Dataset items
______

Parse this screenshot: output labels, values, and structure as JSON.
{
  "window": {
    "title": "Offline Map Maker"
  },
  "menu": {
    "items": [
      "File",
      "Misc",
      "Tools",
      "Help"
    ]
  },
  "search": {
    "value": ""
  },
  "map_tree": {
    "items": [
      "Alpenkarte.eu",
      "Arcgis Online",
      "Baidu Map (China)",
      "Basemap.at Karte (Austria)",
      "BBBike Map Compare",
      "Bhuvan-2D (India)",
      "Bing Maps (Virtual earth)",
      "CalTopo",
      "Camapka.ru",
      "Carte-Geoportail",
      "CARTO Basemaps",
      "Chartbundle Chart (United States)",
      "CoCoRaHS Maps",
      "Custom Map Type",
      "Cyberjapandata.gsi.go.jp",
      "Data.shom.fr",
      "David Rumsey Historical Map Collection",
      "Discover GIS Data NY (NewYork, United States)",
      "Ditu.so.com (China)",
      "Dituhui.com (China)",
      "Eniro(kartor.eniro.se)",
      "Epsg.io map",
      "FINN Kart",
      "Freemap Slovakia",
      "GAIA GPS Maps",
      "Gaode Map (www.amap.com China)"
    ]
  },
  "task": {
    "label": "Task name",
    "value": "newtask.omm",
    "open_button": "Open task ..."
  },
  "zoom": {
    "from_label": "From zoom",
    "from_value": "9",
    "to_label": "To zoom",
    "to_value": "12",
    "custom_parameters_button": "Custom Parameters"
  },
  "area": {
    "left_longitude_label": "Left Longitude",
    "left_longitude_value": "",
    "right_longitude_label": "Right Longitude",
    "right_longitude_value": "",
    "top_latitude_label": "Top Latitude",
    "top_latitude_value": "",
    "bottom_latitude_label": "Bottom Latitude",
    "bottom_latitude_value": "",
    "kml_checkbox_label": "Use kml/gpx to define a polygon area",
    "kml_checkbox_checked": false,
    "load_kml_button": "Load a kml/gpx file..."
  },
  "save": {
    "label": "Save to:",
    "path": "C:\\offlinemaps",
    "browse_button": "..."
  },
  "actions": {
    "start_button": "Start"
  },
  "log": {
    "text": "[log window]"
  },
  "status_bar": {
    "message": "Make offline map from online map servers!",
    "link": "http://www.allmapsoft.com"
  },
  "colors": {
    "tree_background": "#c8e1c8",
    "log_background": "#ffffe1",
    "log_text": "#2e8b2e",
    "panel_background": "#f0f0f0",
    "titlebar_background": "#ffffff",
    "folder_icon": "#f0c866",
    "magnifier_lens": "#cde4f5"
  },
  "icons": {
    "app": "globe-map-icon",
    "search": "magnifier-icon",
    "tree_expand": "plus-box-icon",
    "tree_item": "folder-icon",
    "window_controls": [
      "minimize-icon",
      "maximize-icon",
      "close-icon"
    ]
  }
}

______

→ **REQUIRED TASK**
Return the listing above in full, character for character.

→ **THE RESPONSE**
Parse this screenshot: output labels, values, and structure as JSON.
{
  "window": {
    "title": "Offline Map Maker"
  },
  "menu": {
    "items": [
      "File",
      "Misc",
      "Tools",
      "Help"
    ]
  },
  "search": {
    "value": ""
  },
  "map_tree": {
    "items": [
      "Alpenkarte.eu",
      "Arcgis Online",
      "Baidu Map (China)",
      "Basemap.at Karte (Austria)",
      "BBBike Map Compare",
      "Bhuvan-2D (India)",
      "Bing Maps (Virtual earth)",
      "CalTopo",
      "Camapka.ru",
      "Carte-Geoportail",
      "CARTO Basemaps",
      "Chartbundle Chart (United States)",
      "CoCoRaHS Maps",
      "Custom Map Type",
      "Cyberjapandata.gsi.go.jp",
      "Data.shom.fr",
      "David Rumsey Historical Map Collection",
      "Discover GIS Data NY (NewYork, United States)",
      "Ditu.so.com (China)",
      "Dituhui.com (China)",
      "Eniro(kartor.eniro.se)",
      "Epsg.io map",
      "FINN Kart",
      "Freemap Slovakia",
      "GAIA GPS Maps",
      "Gaode Map (www.amap.com China)"
    ]
  },
  "task": {
    "label": "Task name",
    "value": "newtask.omm",
    "open_button": "Open task ..."
  },
  "zoom": {
    "from_label": "From zoom",
    "from_value": "9",
    "to_label": "To zoom",
    "to_value": "12",
    "custom_parameters_button": "Custom Parameters"
  },
  "area": {
    "left_longitude_label": "Left Longitude",
    "left_longitude_value": "",
    "right_longitude_label": "Right Longitude",
    "right_longitude_value": "",
    "top_latitude_label": "Top Latitude",
    "top_latitude_value": "",
    "bottom_latitude_label": "Bottom Latitude",
    "bottom_latitude_value": "",
    "kml_checkbox_label": "Use kml/gpx to define a polygon area",
    "kml_checkbox_checked": false,
    "load_kml_button": "Load a kml/gpx file..."
  },
  "save": {
    "label": "Save to:",
    "path": "C:\\offlinemaps",
    "browse_button": "..."
  },
  "actions": {
    "start_button": "Start"
  },
  "log": {
    "text": "[log window]"
  },
  "status_bar": {
    "message": "Make offline map from online map servers!",
    "link": "http://www.allmapsoft.com"
  },
  "colors": {
    "tree_background": "#c8e1c8",
    "log_background": "#ffffe1",
    "log_text": "#2e8b2e",
    "panel_background": "#f0f0f0",
    "titlebar_background": "#ffffff",
    "folder_icon": "#f0c866",
    "magnifier_lens": "#cde4f5"
  },
  "icons": {
    "app": "globe-map-icon",
    "search": "magnifier-icon",
    "tree_expand": "plus-box-icon",
    "tree_item": "folder-icon",
    "window_controls": [
      "minimize-icon",
      "maximize-icon",
      "close-icon"
    ]
  }
}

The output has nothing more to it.